TASK DATA:

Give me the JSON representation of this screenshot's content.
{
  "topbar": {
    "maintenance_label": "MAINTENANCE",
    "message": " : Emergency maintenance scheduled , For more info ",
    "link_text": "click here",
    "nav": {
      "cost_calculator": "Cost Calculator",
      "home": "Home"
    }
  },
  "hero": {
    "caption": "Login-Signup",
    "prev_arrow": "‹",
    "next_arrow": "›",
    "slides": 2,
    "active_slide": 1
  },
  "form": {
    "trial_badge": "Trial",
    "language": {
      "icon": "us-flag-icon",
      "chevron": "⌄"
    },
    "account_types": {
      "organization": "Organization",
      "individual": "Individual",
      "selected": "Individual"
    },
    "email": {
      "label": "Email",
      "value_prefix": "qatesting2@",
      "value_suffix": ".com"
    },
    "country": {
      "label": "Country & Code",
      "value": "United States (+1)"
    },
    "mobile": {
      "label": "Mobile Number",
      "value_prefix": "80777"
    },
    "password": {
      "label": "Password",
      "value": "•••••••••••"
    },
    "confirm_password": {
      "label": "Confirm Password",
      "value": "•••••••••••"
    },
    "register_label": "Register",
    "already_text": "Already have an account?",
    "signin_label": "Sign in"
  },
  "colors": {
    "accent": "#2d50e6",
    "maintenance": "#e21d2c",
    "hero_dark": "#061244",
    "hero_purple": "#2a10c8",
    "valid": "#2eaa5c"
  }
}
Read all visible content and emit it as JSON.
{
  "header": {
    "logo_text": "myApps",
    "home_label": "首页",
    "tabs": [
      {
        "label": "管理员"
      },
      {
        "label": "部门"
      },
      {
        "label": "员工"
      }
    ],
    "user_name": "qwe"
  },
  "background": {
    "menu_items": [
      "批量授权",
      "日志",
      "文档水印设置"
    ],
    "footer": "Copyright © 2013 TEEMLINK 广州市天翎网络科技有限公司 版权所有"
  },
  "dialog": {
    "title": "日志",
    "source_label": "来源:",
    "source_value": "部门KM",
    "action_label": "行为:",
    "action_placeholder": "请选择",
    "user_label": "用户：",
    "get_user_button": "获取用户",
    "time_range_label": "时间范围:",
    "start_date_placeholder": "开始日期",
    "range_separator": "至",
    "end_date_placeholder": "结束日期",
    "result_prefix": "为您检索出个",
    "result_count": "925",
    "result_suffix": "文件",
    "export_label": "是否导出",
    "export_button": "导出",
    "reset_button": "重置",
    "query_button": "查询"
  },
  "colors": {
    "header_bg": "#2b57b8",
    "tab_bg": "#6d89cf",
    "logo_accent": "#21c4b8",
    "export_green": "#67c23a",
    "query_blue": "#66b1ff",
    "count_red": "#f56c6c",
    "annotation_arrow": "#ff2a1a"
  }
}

EXERCISE INSTRUCTIONS: Transcribe all of the material exactly. Omit nothing.

EXPECTED ANSWER:
Give me the JSON representation of this screenshot's content.
{
  "topbar": {
    "maintenance_label": "MAINTENANCE",
    "message": " : Emergency maintenance scheduled , For more info ",
    "link_text": "click here",
    "nav": {
      "cost_calculator": "Cost Calculator",
      "home": "Home"
    }
  },
  "hero": {
    "caption": "Login-Signup",
    "prev_arrow": "‹",
    "next_arrow": "›",
    "slides": 2,
    "active_slide": 1
  },
  "form": {
    "trial_badge": "Trial",
    "language": {
      "icon": "us-flag-icon",
      "chevron": "⌄"
    },
    "account_types": {
      "organization": "Organization",
      "individual": "Individual",
      "selected": "Individual"
    },
    "email": {
      "label": "Email",
      "value_prefix": "qatesting2@",
      "value_suffix": ".com"
    },
    "country": {
      "label": "Country & Code",
      "value": "United States (+1)"
    },
    "mobile": {
      "label": "Mobile Number",
      "value_prefix": "80777"
    },
    "password": {
      "label": "Password",
      "value": "•••••••••••"
    },
    "confirm_password": {
      "label": "Confirm Password",
      "value": "•••••••••••"
    },
    "register_label": "Register",
    "already_text": "Already have an account?",
    "signin_label": "Sign in"
  },
  "colors": {
    "accent": "#2d50e6",
    "maintenance": "#e21d2c",
    "hero_dark": "#061244",
    "hero_purple": "#2a10c8",
    "valid": "#2eaa5c"
  }
}
Read all visible content and emit it as JSON.
{
  "header": {
    "logo_text": "myApps",
    "home_label": "首页",
    "tabs": [
      {
        "label": "管理员"
      },
      {
        "label": "部门"
      },
      {
        "label": "员工"
      }
    ],
    "user_name": "qwe"
  },
  "background": {
    "menu_items": [
      "批量授权",
      "日志",
      "文档水印设置"
    ],
    "footer": "Copyright © 2013 TEEMLINK 广州市天翎网络科技有限公司 版权所有"
  },
  "dialog": {
    "title": "日志",
    "source_label": "来源:",
    "source_value": "部门KM",
    "action_label": "行为:",
    "action_placeholder": "请选择",
    "user_label": "用户：",
    "get_user_button": "获取用户",
    "time_range_label": "时间范围:",
    "start_date_placeholder": "开始日期",
    "range_separator": "至",
    "end_date_placeholder": "结束日期",
    "result_prefix": "为您检索出个",
    "result_count": "925",
    "result_suffix": "文件",
    "export_label": "是否导出",
    "export_button": "导出",
    "reset_button": "重置",
    "query_button": "查询"
  },
  "colors": {
    "header_bg": "#2b57b8",
    "tab_bg": "#6d89cf",
    "logo_accent": "#21c4b8",
    "export_green": "#67c23a",
    "query_blue": "#66b1ff",
    "count_red": "#f56c6c",
    "annotation_arrow": "#ff2a1a"
  }
}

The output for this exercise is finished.